What is needed:
Would you transcribe the whole listing exactly, minus its pictures?

▼

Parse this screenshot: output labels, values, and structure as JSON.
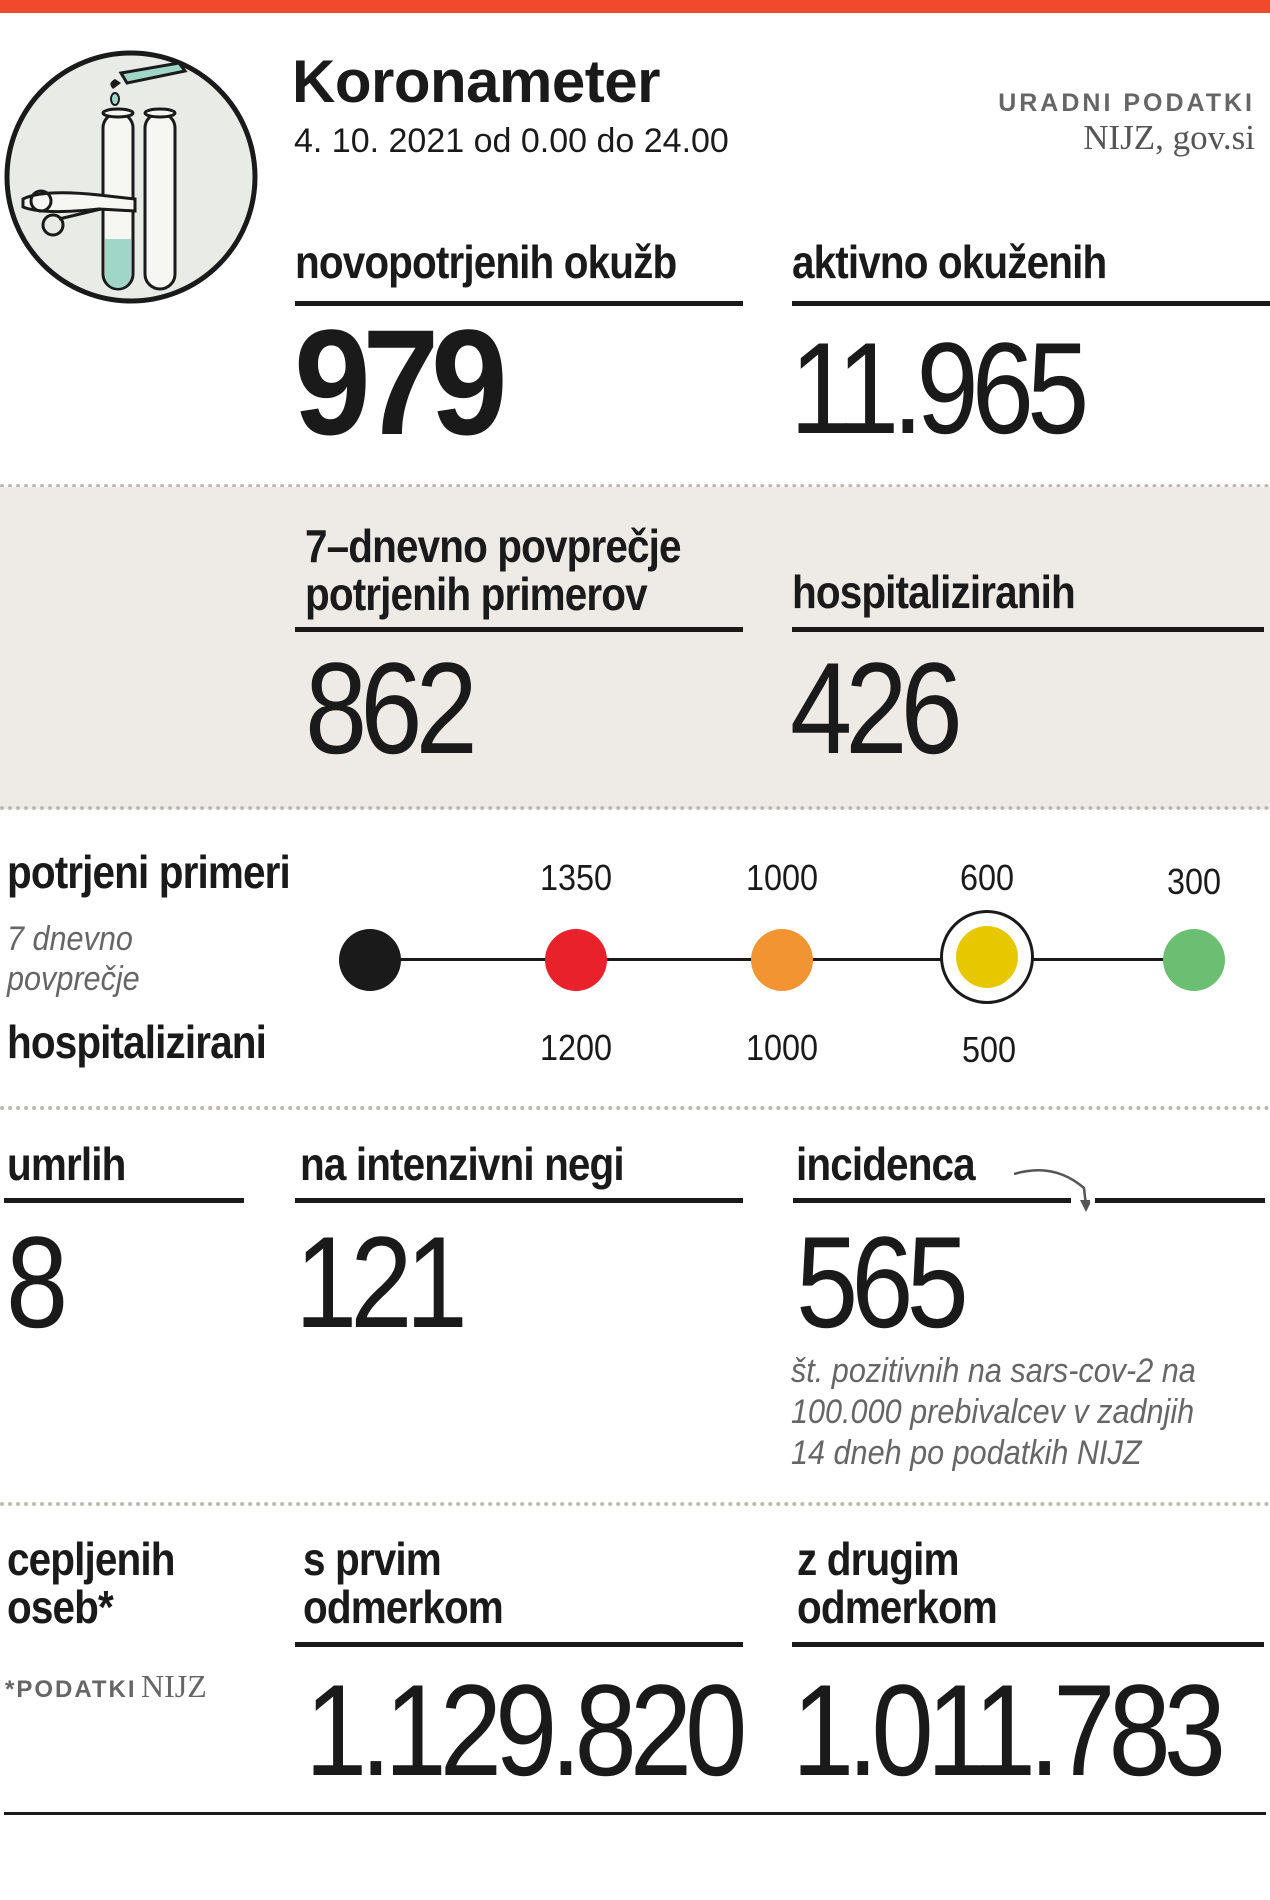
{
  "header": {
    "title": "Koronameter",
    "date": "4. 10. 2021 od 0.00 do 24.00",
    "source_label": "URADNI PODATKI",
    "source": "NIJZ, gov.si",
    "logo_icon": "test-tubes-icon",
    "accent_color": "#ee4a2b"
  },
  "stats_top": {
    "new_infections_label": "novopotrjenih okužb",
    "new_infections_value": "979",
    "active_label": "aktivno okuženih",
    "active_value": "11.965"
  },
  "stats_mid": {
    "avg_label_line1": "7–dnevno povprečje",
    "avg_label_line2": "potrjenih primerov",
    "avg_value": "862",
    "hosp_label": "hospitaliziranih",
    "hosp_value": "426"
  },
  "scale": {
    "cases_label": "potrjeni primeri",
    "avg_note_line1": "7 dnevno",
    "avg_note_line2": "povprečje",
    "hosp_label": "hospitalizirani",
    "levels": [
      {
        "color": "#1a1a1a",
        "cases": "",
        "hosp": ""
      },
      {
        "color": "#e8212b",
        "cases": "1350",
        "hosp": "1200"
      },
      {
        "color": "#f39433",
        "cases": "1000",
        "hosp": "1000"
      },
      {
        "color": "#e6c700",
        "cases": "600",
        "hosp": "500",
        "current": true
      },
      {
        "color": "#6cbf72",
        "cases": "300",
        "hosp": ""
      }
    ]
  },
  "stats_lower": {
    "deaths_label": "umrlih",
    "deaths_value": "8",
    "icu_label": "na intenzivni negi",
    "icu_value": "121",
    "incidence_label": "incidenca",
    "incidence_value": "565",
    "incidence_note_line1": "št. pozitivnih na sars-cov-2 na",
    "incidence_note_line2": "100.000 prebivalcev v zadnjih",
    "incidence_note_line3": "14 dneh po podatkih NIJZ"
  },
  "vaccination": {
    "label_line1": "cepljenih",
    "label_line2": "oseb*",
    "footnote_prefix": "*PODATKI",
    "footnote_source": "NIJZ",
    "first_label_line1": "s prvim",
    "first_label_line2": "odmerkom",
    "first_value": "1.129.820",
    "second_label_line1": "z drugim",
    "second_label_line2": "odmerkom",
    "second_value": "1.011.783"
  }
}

▲

Reply to the exercise:
Parse this screenshot: output labels, values, and structure as JSON.
{
  "header": {
    "title": "Koronameter",
    "date": "4. 10. 2021 od 0.00 do 24.00",
    "source_label": "URADNI PODATKI",
    "source": "NIJZ, gov.si",
    "logo_icon": "test-tubes-icon",
    "accent_color": "#ee4a2b"
  },
  "stats_top": {
    "new_infections_label": "novopotrjenih okužb",
    "new_infections_value": "979",
    "active_label": "aktivno okuženih",
    "active_value": "11.965"
  },
  "stats_mid": {
    "avg_label_line1": "7–dnevno povprečje",
    "avg_label_line2": "potrjenih primerov",
    "avg_value": "862",
    "hosp_label": "hospitaliziranih",
    "hosp_value": "426"
  },
  "scale": {
    "cases_label": "potrjeni primeri",
    "avg_note_line1": "7 dnevno",
    "avg_note_line2": "povprečje",
    "hosp_label": "hospitalizirani",
    "levels": [
      {
        "color": "#1a1a1a",
        "cases": "",
        "hosp": ""
      },
      {
        "color": "#e8212b",
        "cases": "1350",
        "hosp": "1200"
      },
      {
        "color": "#f39433",
        "cases": "1000",
        "hosp": "1000"
      },
      {
        "color": "#e6c700",
        "cases": "600",
        "hosp": "500",
        "current": true
      },
      {
        "color": "#6cbf72",
        "cases": "300",
        "hosp": ""
      }
    ]
  },
  "stats_lower": {
    "deaths_label": "umrlih",
    "deaths_value": "8",
    "icu_label": "na intenzivni negi",
    "icu_value": "121",
    "incidence_label": "incidenca",
    "incidence_value": "565",
    "incidence_note_line1": "št. pozitivnih na sars-cov-2 na",
    "incidence_note_line2": "100.000 prebivalcev v zadnjih",
    "incidence_note_line3": "14 dneh po podatkih NIJZ"
  },
  "vaccination": {
    "label_line1": "cepljenih",
    "label_line2": "oseb*",
    "footnote_prefix": "*PODATKI",
    "footnote_source": "NIJZ",
    "first_label_line1": "s prvim",
    "first_label_line2": "odmerkom",
    "first_value": "1.129.820",
    "second_label_line1": "z drugim",
    "second_label_line2": "odmerkom",
    "second_value": "1.011.783"
  }
}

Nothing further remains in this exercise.